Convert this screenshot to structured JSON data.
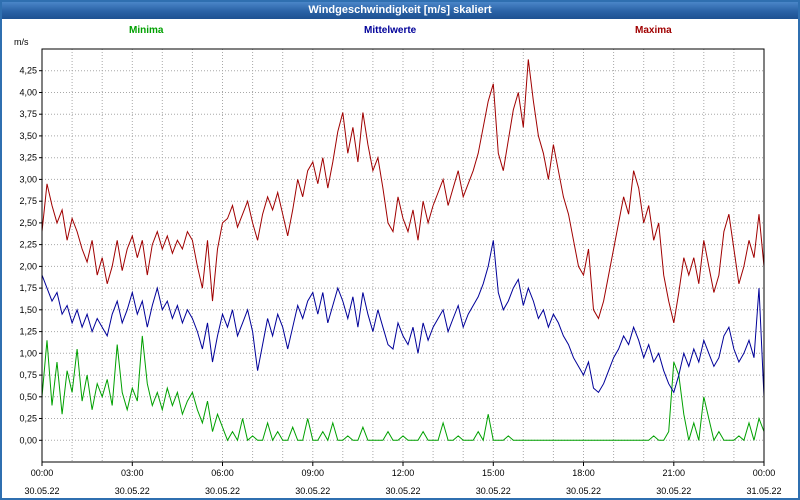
{
  "window": {
    "title": "Windgeschwindigkeit [m/s] skaliert"
  },
  "axes": {
    "y_unit": "m/s"
  },
  "chart_data": {
    "type": "line",
    "title": "Windgeschwindigkeit [m/s] skaliert",
    "x_start": "00:00",
    "x_end": "24:00",
    "x_interval_minutes": 10,
    "x_tick_hours": [
      0,
      3,
      6,
      9,
      12,
      15,
      18,
      21,
      24
    ],
    "x_tick_labels": [
      "00:00",
      "03:00",
      "06:00",
      "09:00",
      "12:00",
      "15:00",
      "18:00",
      "21:00",
      "00:00"
    ],
    "x_tick_dates": [
      "30.05.22",
      "30.05.22",
      "30.05.22",
      "30.05.22",
      "30.05.22",
      "30.05.22",
      "30.05.22",
      "30.05.22",
      "31.05.22"
    ],
    "y_tick_values": [
      0,
      0.25,
      0.5,
      0.75,
      1.0,
      1.25,
      1.5,
      1.75,
      2.0,
      2.25,
      2.5,
      2.75,
      3.0,
      3.25,
      3.5,
      3.75,
      4.0,
      4.25
    ],
    "y_tick_labels": [
      "0,00",
      "0,25",
      "0,50",
      "0,75",
      "1,00",
      "1,25",
      "1,50",
      "1,75",
      "2,00",
      "2,25",
      "2,50",
      "2,75",
      "3,00",
      "3,25",
      "3,50",
      "3,75",
      "4,00",
      "4,25"
    ],
    "ylim": [
      -0.25,
      4.5
    ],
    "ylabel": "m/s",
    "grid": "dotted",
    "legend_position": "top",
    "series": [
      {
        "name": "Minima",
        "color": "#00a000",
        "values": [
          0.5,
          1.15,
          0.4,
          0.9,
          0.3,
          0.8,
          0.55,
          1.05,
          0.45,
          0.75,
          0.35,
          0.65,
          0.5,
          0.7,
          0.4,
          1.1,
          0.55,
          0.35,
          0.6,
          0.45,
          1.2,
          0.65,
          0.4,
          0.55,
          0.35,
          0.6,
          0.4,
          0.55,
          0.3,
          0.45,
          0.55,
          0.35,
          0.2,
          0.45,
          0.1,
          0.3,
          0.15,
          0.0,
          0.1,
          0.0,
          0.25,
          0.0,
          0.05,
          0.0,
          0.0,
          0.2,
          0.0,
          0.1,
          0.0,
          0.0,
          0.15,
          0.0,
          0.0,
          0.25,
          0.0,
          0.0,
          0.1,
          0.0,
          0.2,
          0.0,
          0.0,
          0.05,
          0.0,
          0.0,
          0.15,
          0.0,
          0.0,
          0.0,
          0.0,
          0.1,
          0.0,
          0.0,
          0.05,
          0.0,
          0.0,
          0.0,
          0.1,
          0.0,
          0.0,
          0.0,
          0.2,
          0.0,
          0.0,
          0.05,
          0.0,
          0.0,
          0.0,
          0.1,
          0.0,
          0.3,
          0.0,
          0.0,
          0.0,
          0.05,
          0.0,
          0.0,
          0.0,
          0.0,
          0.0,
          0.0,
          0.0,
          0.0,
          0.0,
          0.0,
          0.0,
          0.0,
          0.0,
          0.0,
          0.0,
          0.0,
          0.0,
          0.0,
          0.0,
          0.0,
          0.0,
          0.0,
          0.0,
          0.0,
          0.0,
          0.0,
          0.0,
          0.0,
          0.05,
          0.0,
          0.0,
          0.1,
          0.9,
          0.75,
          0.3,
          0.0,
          0.2,
          0.0,
          0.5,
          0.25,
          0.0,
          0.1,
          0.0,
          0.0,
          0.0,
          0.05,
          0.0,
          0.2,
          0.0,
          0.25,
          0.1
        ]
      },
      {
        "name": "Mittelwerte",
        "color": "#000099",
        "values": [
          1.9,
          1.75,
          1.6,
          1.7,
          1.45,
          1.55,
          1.35,
          1.5,
          1.3,
          1.45,
          1.25,
          1.4,
          1.3,
          1.2,
          1.45,
          1.6,
          1.35,
          1.5,
          1.7,
          1.45,
          1.6,
          1.3,
          1.55,
          1.75,
          1.5,
          1.6,
          1.4,
          1.55,
          1.35,
          1.5,
          1.4,
          1.25,
          1.05,
          1.35,
          0.9,
          1.2,
          1.45,
          1.3,
          1.5,
          1.2,
          1.35,
          1.5,
          1.25,
          0.8,
          1.1,
          1.4,
          1.2,
          1.45,
          1.3,
          1.05,
          1.3,
          1.55,
          1.4,
          1.6,
          1.7,
          1.45,
          1.7,
          1.35,
          1.55,
          1.75,
          1.6,
          1.4,
          1.65,
          1.3,
          1.7,
          1.45,
          1.25,
          1.5,
          1.3,
          1.1,
          1.05,
          1.35,
          1.2,
          1.1,
          1.3,
          1.0,
          1.35,
          1.15,
          1.3,
          1.4,
          1.5,
          1.25,
          1.4,
          1.55,
          1.3,
          1.45,
          1.55,
          1.65,
          1.8,
          2.0,
          2.3,
          1.7,
          1.5,
          1.6,
          1.75,
          1.85,
          1.55,
          1.75,
          1.6,
          1.4,
          1.5,
          1.3,
          1.45,
          1.35,
          1.2,
          1.1,
          0.95,
          0.85,
          0.75,
          0.9,
          0.6,
          0.55,
          0.65,
          0.8,
          0.95,
          1.05,
          1.2,
          1.1,
          1.3,
          1.15,
          0.95,
          1.1,
          0.9,
          1.0,
          0.8,
          0.65,
          0.55,
          0.75,
          1.0,
          0.85,
          1.05,
          0.9,
          1.15,
          1.0,
          0.85,
          0.95,
          1.2,
          1.3,
          1.05,
          0.9,
          1.0,
          1.15,
          0.95,
          1.75,
          0.5
        ]
      },
      {
        "name": "Maxima",
        "color": "#a00000",
        "values": [
          2.4,
          2.95,
          2.7,
          2.5,
          2.65,
          2.3,
          2.55,
          2.4,
          2.2,
          2.05,
          2.3,
          1.9,
          2.1,
          1.8,
          2.0,
          2.3,
          1.95,
          2.2,
          2.35,
          2.1,
          2.3,
          1.9,
          2.25,
          2.4,
          2.2,
          2.35,
          2.15,
          2.3,
          2.2,
          2.4,
          2.3,
          2.0,
          1.75,
          2.3,
          1.6,
          2.2,
          2.5,
          2.55,
          2.7,
          2.45,
          2.6,
          2.75,
          2.5,
          2.3,
          2.6,
          2.8,
          2.65,
          2.85,
          2.6,
          2.35,
          2.65,
          3.0,
          2.8,
          3.1,
          3.2,
          2.95,
          3.25,
          2.9,
          3.2,
          3.55,
          3.77,
          3.3,
          3.6,
          3.2,
          3.77,
          3.4,
          3.1,
          3.25,
          2.9,
          2.5,
          2.4,
          2.8,
          2.55,
          2.4,
          2.65,
          2.3,
          2.75,
          2.5,
          2.7,
          2.85,
          3.0,
          2.7,
          2.9,
          3.1,
          2.8,
          2.95,
          3.1,
          3.3,
          3.6,
          3.9,
          4.1,
          3.3,
          3.1,
          3.45,
          3.8,
          4.0,
          3.6,
          4.38,
          3.9,
          3.5,
          3.3,
          3.0,
          3.4,
          3.1,
          2.8,
          2.6,
          2.3,
          2.0,
          1.9,
          2.2,
          1.5,
          1.4,
          1.6,
          1.9,
          2.2,
          2.5,
          2.8,
          2.6,
          3.1,
          2.9,
          2.5,
          2.7,
          2.3,
          2.5,
          1.9,
          1.6,
          1.35,
          1.7,
          2.1,
          1.9,
          2.1,
          1.8,
          2.3,
          2.0,
          1.7,
          1.9,
          2.4,
          2.6,
          2.2,
          1.8,
          2.0,
          2.3,
          2.1,
          2.6,
          2.0
        ]
      }
    ]
  }
}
□ □ □ □
REQUIRED TASK: Transcribe the full listing character for character. Pictures are excluded.

TASK RESULT:
Convert this screenshot to structured JSON data.
{
  "window": {
    "title": "Windgeschwindigkeit [m/s] skaliert"
  },
  "axes": {
    "y_unit": "m/s"
  },
  "chart_data": {
    "type": "line",
    "title": "Windgeschwindigkeit [m/s] skaliert",
    "x_start": "00:00",
    "x_end": "24:00",
    "x_interval_minutes": 10,
    "x_tick_hours": [
      0,
      3,
      6,
      9,
      12,
      15,
      18,
      21,
      24
    ],
    "x_tick_labels": [
      "00:00",
      "03:00",
      "06:00",
      "09:00",
      "12:00",
      "15:00",
      "18:00",
      "21:00",
      "00:00"
    ],
    "x_tick_dates": [
      "30.05.22",
      "30.05.22",
      "30.05.22",
      "30.05.22",
      "30.05.22",
      "30.05.22",
      "30.05.22",
      "30.05.22",
      "31.05.22"
    ],
    "y_tick_values": [
      0,
      0.25,
      0.5,
      0.75,
      1.0,
      1.25,
      1.5,
      1.75,
      2.0,
      2.25,
      2.5,
      2.75,
      3.0,
      3.25,
      3.5,
      3.75,
      4.0,
      4.25
    ],
    "y_tick_labels": [
      "0,00",
      "0,25",
      "0,50",
      "0,75",
      "1,00",
      "1,25",
      "1,50",
      "1,75",
      "2,00",
      "2,25",
      "2,50",
      "2,75",
      "3,00",
      "3,25",
      "3,50",
      "3,75",
      "4,00",
      "4,25"
    ],
    "ylim": [
      -0.25,
      4.5
    ],
    "ylabel": "m/s",
    "grid": "dotted",
    "legend_position": "top",
    "series": [
      {
        "name": "Minima",
        "color": "#00a000",
        "values": [
          0.5,
          1.15,
          0.4,
          0.9,
          0.3,
          0.8,
          0.55,
          1.05,
          0.45,
          0.75,
          0.35,
          0.65,
          0.5,
          0.7,
          0.4,
          1.1,
          0.55,
          0.35,
          0.6,
          0.45,
          1.2,
          0.65,
          0.4,
          0.55,
          0.35,
          0.6,
          0.4,
          0.55,
          0.3,
          0.45,
          0.55,
          0.35,
          0.2,
          0.45,
          0.1,
          0.3,
          0.15,
          0.0,
          0.1,
          0.0,
          0.25,
          0.0,
          0.05,
          0.0,
          0.0,
          0.2,
          0.0,
          0.1,
          0.0,
          0.0,
          0.15,
          0.0,
          0.0,
          0.25,
          0.0,
          0.0,
          0.1,
          0.0,
          0.2,
          0.0,
          0.0,
          0.05,
          0.0,
          0.0,
          0.15,
          0.0,
          0.0,
          0.0,
          0.0,
          0.1,
          0.0,
          0.0,
          0.05,
          0.0,
          0.0,
          0.0,
          0.1,
          0.0,
          0.0,
          0.0,
          0.2,
          0.0,
          0.0,
          0.05,
          0.0,
          0.0,
          0.0,
          0.1,
          0.0,
          0.3,
          0.0,
          0.0,
          0.0,
          0.05,
          0.0,
          0.0,
          0.0,
          0.0,
          0.0,
          0.0,
          0.0,
          0.0,
          0.0,
          0.0,
          0.0,
          0.0,
          0.0,
          0.0,
          0.0,
          0.0,
          0.0,
          0.0,
          0.0,
          0.0,
          0.0,
          0.0,
          0.0,
          0.0,
          0.0,
          0.0,
          0.0,
          0.0,
          0.05,
          0.0,
          0.0,
          0.1,
          0.9,
          0.75,
          0.3,
          0.0,
          0.2,
          0.0,
          0.5,
          0.25,
          0.0,
          0.1,
          0.0,
          0.0,
          0.0,
          0.05,
          0.0,
          0.2,
          0.0,
          0.25,
          0.1
        ]
      },
      {
        "name": "Mittelwerte",
        "color": "#000099",
        "values": [
          1.9,
          1.75,
          1.6,
          1.7,
          1.45,
          1.55,
          1.35,
          1.5,
          1.3,
          1.45,
          1.25,
          1.4,
          1.3,
          1.2,
          1.45,
          1.6,
          1.35,
          1.5,
          1.7,
          1.45,
          1.6,
          1.3,
          1.55,
          1.75,
          1.5,
          1.6,
          1.4,
          1.55,
          1.35,
          1.5,
          1.4,
          1.25,
          1.05,
          1.35,
          0.9,
          1.2,
          1.45,
          1.3,
          1.5,
          1.2,
          1.35,
          1.5,
          1.25,
          0.8,
          1.1,
          1.4,
          1.2,
          1.45,
          1.3,
          1.05,
          1.3,
          1.55,
          1.4,
          1.6,
          1.7,
          1.45,
          1.7,
          1.35,
          1.55,
          1.75,
          1.6,
          1.4,
          1.65,
          1.3,
          1.7,
          1.45,
          1.25,
          1.5,
          1.3,
          1.1,
          1.05,
          1.35,
          1.2,
          1.1,
          1.3,
          1.0,
          1.35,
          1.15,
          1.3,
          1.4,
          1.5,
          1.25,
          1.4,
          1.55,
          1.3,
          1.45,
          1.55,
          1.65,
          1.8,
          2.0,
          2.3,
          1.7,
          1.5,
          1.6,
          1.75,
          1.85,
          1.55,
          1.75,
          1.6,
          1.4,
          1.5,
          1.3,
          1.45,
          1.35,
          1.2,
          1.1,
          0.95,
          0.85,
          0.75,
          0.9,
          0.6,
          0.55,
          0.65,
          0.8,
          0.95,
          1.05,
          1.2,
          1.1,
          1.3,
          1.15,
          0.95,
          1.1,
          0.9,
          1.0,
          0.8,
          0.65,
          0.55,
          0.75,
          1.0,
          0.85,
          1.05,
          0.9,
          1.15,
          1.0,
          0.85,
          0.95,
          1.2,
          1.3,
          1.05,
          0.9,
          1.0,
          1.15,
          0.95,
          1.75,
          0.5
        ]
      },
      {
        "name": "Maxima",
        "color": "#a00000",
        "values": [
          2.4,
          2.95,
          2.7,
          2.5,
          2.65,
          2.3,
          2.55,
          2.4,
          2.2,
          2.05,
          2.3,
          1.9,
          2.1,
          1.8,
          2.0,
          2.3,
          1.95,
          2.2,
          2.35,
          2.1,
          2.3,
          1.9,
          2.25,
          2.4,
          2.2,
          2.35,
          2.15,
          2.3,
          2.2,
          2.4,
          2.3,
          2.0,
          1.75,
          2.3,
          1.6,
          2.2,
          2.5,
          2.55,
          2.7,
          2.45,
          2.6,
          2.75,
          2.5,
          2.3,
          2.6,
          2.8,
          2.65,
          2.85,
          2.6,
          2.35,
          2.65,
          3.0,
          2.8,
          3.1,
          3.2,
          2.95,
          3.25,
          2.9,
          3.2,
          3.55,
          3.77,
          3.3,
          3.6,
          3.2,
          3.77,
          3.4,
          3.1,
          3.25,
          2.9,
          2.5,
          2.4,
          2.8,
          2.55,
          2.4,
          2.65,
          2.3,
          2.75,
          2.5,
          2.7,
          2.85,
          3.0,
          2.7,
          2.9,
          3.1,
          2.8,
          2.95,
          3.1,
          3.3,
          3.6,
          3.9,
          4.1,
          3.3,
          3.1,
          3.45,
          3.8,
          4.0,
          3.6,
          4.38,
          3.9,
          3.5,
          3.3,
          3.0,
          3.4,
          3.1,
          2.8,
          2.6,
          2.3,
          2.0,
          1.9,
          2.2,
          1.5,
          1.4,
          1.6,
          1.9,
          2.2,
          2.5,
          2.8,
          2.6,
          3.1,
          2.9,
          2.5,
          2.7,
          2.3,
          2.5,
          1.9,
          1.6,
          1.35,
          1.7,
          2.1,
          1.9,
          2.1,
          1.8,
          2.3,
          2.0,
          1.7,
          1.9,
          2.4,
          2.6,
          2.2,
          1.8,
          2.0,
          2.3,
          2.1,
          2.6,
          2.0
        ]
      }
    ]
  }
}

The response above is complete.